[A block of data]
»»

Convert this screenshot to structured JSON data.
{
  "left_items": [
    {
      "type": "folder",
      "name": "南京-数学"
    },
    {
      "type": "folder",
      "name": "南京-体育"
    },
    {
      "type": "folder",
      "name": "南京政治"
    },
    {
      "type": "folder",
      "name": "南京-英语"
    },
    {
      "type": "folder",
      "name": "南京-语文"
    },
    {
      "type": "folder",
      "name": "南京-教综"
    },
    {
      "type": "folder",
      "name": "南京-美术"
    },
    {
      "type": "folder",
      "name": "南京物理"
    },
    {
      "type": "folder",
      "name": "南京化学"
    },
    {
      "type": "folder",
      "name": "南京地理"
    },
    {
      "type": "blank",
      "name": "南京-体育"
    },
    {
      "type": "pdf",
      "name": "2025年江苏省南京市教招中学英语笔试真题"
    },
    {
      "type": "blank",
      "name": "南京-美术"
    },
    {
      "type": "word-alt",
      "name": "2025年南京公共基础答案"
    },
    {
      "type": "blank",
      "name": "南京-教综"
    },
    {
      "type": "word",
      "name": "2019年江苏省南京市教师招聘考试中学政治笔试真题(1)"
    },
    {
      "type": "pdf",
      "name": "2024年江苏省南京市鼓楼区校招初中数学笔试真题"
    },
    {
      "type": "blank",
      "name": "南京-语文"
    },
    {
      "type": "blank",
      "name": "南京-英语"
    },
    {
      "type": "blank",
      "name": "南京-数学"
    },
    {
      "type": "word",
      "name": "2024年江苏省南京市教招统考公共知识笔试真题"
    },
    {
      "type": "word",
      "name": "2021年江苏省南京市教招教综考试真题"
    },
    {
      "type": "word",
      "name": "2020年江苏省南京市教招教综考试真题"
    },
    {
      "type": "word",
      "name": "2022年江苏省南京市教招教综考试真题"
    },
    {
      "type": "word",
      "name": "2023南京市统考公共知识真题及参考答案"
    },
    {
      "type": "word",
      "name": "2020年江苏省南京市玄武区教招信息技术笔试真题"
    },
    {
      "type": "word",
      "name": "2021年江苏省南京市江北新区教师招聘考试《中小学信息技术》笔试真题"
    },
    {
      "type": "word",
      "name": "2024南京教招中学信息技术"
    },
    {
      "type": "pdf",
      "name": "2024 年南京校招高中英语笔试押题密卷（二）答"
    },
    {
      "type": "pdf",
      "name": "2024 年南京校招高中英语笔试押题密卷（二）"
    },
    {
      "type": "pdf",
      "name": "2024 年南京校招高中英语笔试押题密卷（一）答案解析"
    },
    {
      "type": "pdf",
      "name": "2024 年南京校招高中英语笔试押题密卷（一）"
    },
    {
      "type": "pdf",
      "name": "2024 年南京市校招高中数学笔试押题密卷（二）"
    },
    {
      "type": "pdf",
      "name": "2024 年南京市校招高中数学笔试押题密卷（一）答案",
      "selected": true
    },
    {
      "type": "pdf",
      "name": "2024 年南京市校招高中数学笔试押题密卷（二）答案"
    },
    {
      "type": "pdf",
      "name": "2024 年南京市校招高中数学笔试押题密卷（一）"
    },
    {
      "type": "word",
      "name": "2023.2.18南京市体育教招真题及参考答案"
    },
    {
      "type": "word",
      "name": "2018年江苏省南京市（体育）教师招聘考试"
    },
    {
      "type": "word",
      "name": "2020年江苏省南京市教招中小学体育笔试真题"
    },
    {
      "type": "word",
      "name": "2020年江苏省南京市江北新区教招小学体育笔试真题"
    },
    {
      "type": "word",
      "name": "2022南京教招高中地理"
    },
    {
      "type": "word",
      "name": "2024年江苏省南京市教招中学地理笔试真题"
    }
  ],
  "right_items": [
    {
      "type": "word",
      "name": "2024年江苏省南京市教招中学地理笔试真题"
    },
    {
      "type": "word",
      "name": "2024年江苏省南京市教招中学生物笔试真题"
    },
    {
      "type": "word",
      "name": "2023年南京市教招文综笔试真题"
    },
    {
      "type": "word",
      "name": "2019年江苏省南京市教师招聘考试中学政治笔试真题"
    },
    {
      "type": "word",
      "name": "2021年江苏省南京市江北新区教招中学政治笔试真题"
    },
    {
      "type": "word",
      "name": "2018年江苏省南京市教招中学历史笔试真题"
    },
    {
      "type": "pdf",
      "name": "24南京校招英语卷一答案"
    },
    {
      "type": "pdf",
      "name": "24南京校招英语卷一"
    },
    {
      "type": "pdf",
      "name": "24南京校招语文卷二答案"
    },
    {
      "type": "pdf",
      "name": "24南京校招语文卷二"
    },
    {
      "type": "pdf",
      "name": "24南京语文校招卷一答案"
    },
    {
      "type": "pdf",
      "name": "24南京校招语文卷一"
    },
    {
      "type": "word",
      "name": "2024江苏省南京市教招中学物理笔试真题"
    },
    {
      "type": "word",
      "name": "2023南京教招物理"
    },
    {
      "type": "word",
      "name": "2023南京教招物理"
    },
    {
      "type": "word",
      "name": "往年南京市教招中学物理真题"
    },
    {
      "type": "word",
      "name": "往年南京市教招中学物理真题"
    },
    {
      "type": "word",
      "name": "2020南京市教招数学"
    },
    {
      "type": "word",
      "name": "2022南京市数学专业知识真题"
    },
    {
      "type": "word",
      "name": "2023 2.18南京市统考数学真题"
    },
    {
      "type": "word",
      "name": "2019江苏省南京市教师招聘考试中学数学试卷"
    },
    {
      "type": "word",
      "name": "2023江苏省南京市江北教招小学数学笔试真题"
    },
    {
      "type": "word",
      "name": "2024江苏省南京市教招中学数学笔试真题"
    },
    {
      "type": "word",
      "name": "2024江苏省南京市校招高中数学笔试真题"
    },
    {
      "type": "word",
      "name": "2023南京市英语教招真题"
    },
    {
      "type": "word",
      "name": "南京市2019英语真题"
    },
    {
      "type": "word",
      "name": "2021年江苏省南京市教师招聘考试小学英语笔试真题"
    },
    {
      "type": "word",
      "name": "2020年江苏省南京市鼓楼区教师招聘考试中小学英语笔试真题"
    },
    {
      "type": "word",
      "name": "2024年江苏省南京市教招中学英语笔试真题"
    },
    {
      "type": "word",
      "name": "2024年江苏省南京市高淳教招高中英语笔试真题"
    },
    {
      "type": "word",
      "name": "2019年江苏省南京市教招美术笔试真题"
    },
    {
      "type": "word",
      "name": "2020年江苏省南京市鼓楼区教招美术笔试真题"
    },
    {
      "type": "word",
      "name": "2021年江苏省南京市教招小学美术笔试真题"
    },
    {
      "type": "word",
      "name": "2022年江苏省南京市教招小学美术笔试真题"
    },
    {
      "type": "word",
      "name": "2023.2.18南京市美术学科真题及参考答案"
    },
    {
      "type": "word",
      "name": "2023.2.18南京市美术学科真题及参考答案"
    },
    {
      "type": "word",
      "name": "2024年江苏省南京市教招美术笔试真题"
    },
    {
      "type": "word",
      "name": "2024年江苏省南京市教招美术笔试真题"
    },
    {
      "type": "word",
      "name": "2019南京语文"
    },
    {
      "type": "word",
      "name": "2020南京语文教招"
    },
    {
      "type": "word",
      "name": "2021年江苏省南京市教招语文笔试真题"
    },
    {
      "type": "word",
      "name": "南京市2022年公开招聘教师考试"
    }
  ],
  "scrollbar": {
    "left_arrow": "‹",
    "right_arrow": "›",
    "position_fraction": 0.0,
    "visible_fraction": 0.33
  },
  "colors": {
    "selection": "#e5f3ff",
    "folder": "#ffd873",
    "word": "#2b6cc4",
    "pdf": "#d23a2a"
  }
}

««

> [OBJECTIVE]
All of the data must be returned exactly.

> [FINISHED EXERCISE]
Convert this screenshot to structured JSON data.
{
  "left_items": [
    {
      "type": "folder",
      "name": "南京-数学"
    },
    {
      "type": "folder",
      "name": "南京-体育"
    },
    {
      "type": "folder",
      "name": "南京政治"
    },
    {
      "type": "folder",
      "name": "南京-英语"
    },
    {
      "type": "folder",
      "name": "南京-语文"
    },
    {
      "type": "folder",
      "name": "南京-教综"
    },
    {
      "type": "folder",
      "name": "南京-美术"
    },
    {
      "type": "folder",
      "name": "南京物理"
    },
    {
      "type": "folder",
      "name": "南京化学"
    },
    {
      "type": "folder",
      "name": "南京地理"
    },
    {
      "type": "blank",
      "name": "南京-体育"
    },
    {
      "type": "pdf",
      "name": "2025年江苏省南京市教招中学英语笔试真题"
    },
    {
      "type": "blank",
      "name": "南京-美术"
    },
    {
      "type": "word-alt",
      "name": "2025年南京公共基础答案"
    },
    {
      "type": "blank",
      "name": "南京-教综"
    },
    {
      "type": "word",
      "name": "2019年江苏省南京市教师招聘考试中学政治笔试真题(1)"
    },
    {
      "type": "pdf",
      "name": "2024年江苏省南京市鼓楼区校招初中数学笔试真题"
    },
    {
      "type": "blank",
      "name": "南京-语文"
    },
    {
      "type": "blank",
      "name": "南京-英语"
    },
    {
      "type": "blank",
      "name": "南京-数学"
    },
    {
      "type": "word",
      "name": "2024年江苏省南京市教招统考公共知识笔试真题"
    },
    {
      "type": "word",
      "name": "2021年江苏省南京市教招教综考试真题"
    },
    {
      "type": "word",
      "name": "2020年江苏省南京市教招教综考试真题"
    },
    {
      "type": "word",
      "name": "2022年江苏省南京市教招教综考试真题"
    },
    {
      "type": "word",
      "name": "2023南京市统考公共知识真题及参考答案"
    },
    {
      "type": "word",
      "name": "2020年江苏省南京市玄武区教招信息技术笔试真题"
    },
    {
      "type": "word",
      "name": "2021年江苏省南京市江北新区教师招聘考试《中小学信息技术》笔试真题"
    },
    {
      "type": "word",
      "name": "2024南京教招中学信息技术"
    },
    {
      "type": "pdf",
      "name": "2024 年南京校招高中英语笔试押题密卷（二）答"
    },
    {
      "type": "pdf",
      "name": "2024 年南京校招高中英语笔试押题密卷（二）"
    },
    {
      "type": "pdf",
      "name": "2024 年南京校招高中英语笔试押题密卷（一）答案解析"
    },
    {
      "type": "pdf",
      "name": "2024 年南京校招高中英语笔试押题密卷（一）"
    },
    {
      "type": "pdf",
      "name": "2024 年南京市校招高中数学笔试押题密卷（二）"
    },
    {
      "type": "pdf",
      "name": "2024 年南京市校招高中数学笔试押题密卷（一）答案",
      "selected": true
    },
    {
      "type": "pdf",
      "name": "2024 年南京市校招高中数学笔试押题密卷（二）答案"
    },
    {
      "type": "pdf",
      "name": "2024 年南京市校招高中数学笔试押题密卷（一）"
    },
    {
      "type": "word",
      "name": "2023.2.18南京市体育教招真题及参考答案"
    },
    {
      "type": "word",
      "name": "2018年江苏省南京市（体育）教师招聘考试"
    },
    {
      "type": "word",
      "name": "2020年江苏省南京市教招中小学体育笔试真题"
    },
    {
      "type": "word",
      "name": "2020年江苏省南京市江北新区教招小学体育笔试真题"
    },
    {
      "type": "word",
      "name": "2022南京教招高中地理"
    },
    {
      "type": "word",
      "name": "2024年江苏省南京市教招中学地理笔试真题"
    }
  ],
  "right_items": [
    {
      "type": "word",
      "name": "2024年江苏省南京市教招中学地理笔试真题"
    },
    {
      "type": "word",
      "name": "2024年江苏省南京市教招中学生物笔试真题"
    },
    {
      "type": "word",
      "name": "2023年南京市教招文综笔试真题"
    },
    {
      "type": "word",
      "name": "2019年江苏省南京市教师招聘考试中学政治笔试真题"
    },
    {
      "type": "word",
      "name": "2021年江苏省南京市江北新区教招中学政治笔试真题"
    },
    {
      "type": "word",
      "name": "2018年江苏省南京市教招中学历史笔试真题"
    },
    {
      "type": "pdf",
      "name": "24南京校招英语卷一答案"
    },
    {
      "type": "pdf",
      "name": "24南京校招英语卷一"
    },
    {
      "type": "pdf",
      "name": "24南京校招语文卷二答案"
    },
    {
      "type": "pdf",
      "name": "24南京校招语文卷二"
    },
    {
      "type": "pdf",
      "name": "24南京语文校招卷一答案"
    },
    {
      "type": "pdf",
      "name": "24南京校招语文卷一"
    },
    {
      "type": "word",
      "name": "2024江苏省南京市教招中学物理笔试真题"
    },
    {
      "type": "word",
      "name": "2023南京教招物理"
    },
    {
      "type": "word",
      "name": "2023南京教招物理"
    },
    {
      "type": "word",
      "name": "往年南京市教招中学物理真题"
    },
    {
      "type": "word",
      "name": "往年南京市教招中学物理真题"
    },
    {
      "type": "word",
      "name": "2020南京市教招数学"
    },
    {
      "type": "word",
      "name": "2022南京市数学专业知识真题"
    },
    {
      "type": "word",
      "name": "2023 2.18南京市统考数学真题"
    },
    {
      "type": "word",
      "name": "2019江苏省南京市教师招聘考试中学数学试卷"
    },
    {
      "type": "word",
      "name": "2023江苏省南京市江北教招小学数学笔试真题"
    },
    {
      "type": "word",
      "name": "2024江苏省南京市教招中学数学笔试真题"
    },
    {
      "type": "word",
      "name": "2024江苏省南京市校招高中数学笔试真题"
    },
    {
      "type": "word",
      "name": "2023南京市英语教招真题"
    },
    {
      "type": "word",
      "name": "南京市2019英语真题"
    },
    {
      "type": "word",
      "name": "2021年江苏省南京市教师招聘考试小学英语笔试真题"
    },
    {
      "type": "word",
      "name": "2020年江苏省南京市鼓楼区教师招聘考试中小学英语笔试真题"
    },
    {
      "type": "word",
      "name": "2024年江苏省南京市教招中学英语笔试真题"
    },
    {
      "type": "word",
      "name": "2024年江苏省南京市高淳教招高中英语笔试真题"
    },
    {
      "type": "word",
      "name": "2019年江苏省南京市教招美术笔试真题"
    },
    {
      "type": "word",
      "name": "2020年江苏省南京市鼓楼区教招美术笔试真题"
    },
    {
      "type": "word",
      "name": "2021年江苏省南京市教招小学美术笔试真题"
    },
    {
      "type": "word",
      "name": "2022年江苏省南京市教招小学美术笔试真题"
    },
    {
      "type": "word",
      "name": "2023.2.18南京市美术学科真题及参考答案"
    },
    {
      "type": "word",
      "name": "2023.2.18南京市美术学科真题及参考答案"
    },
    {
      "type": "word",
      "name": "2024年江苏省南京市教招美术笔试真题"
    },
    {
      "type": "word",
      "name": "2024年江苏省南京市教招美术笔试真题"
    },
    {
      "type": "word",
      "name": "2019南京语文"
    },
    {
      "type": "word",
      "name": "2020南京语文教招"
    },
    {
      "type": "word",
      "name": "2021年江苏省南京市教招语文笔试真题"
    },
    {
      "type": "word",
      "name": "南京市2022年公开招聘教师考试"
    }
  ],
  "scrollbar": {
    "left_arrow": "‹",
    "right_arrow": "›",
    "position_fraction": 0.0,
    "visible_fraction": 0.33
  },
  "colors": {
    "selection": "#e5f3ff",
    "folder": "#ffd873",
    "word": "#2b6cc4",
    "pdf": "#d23a2a"
  }
}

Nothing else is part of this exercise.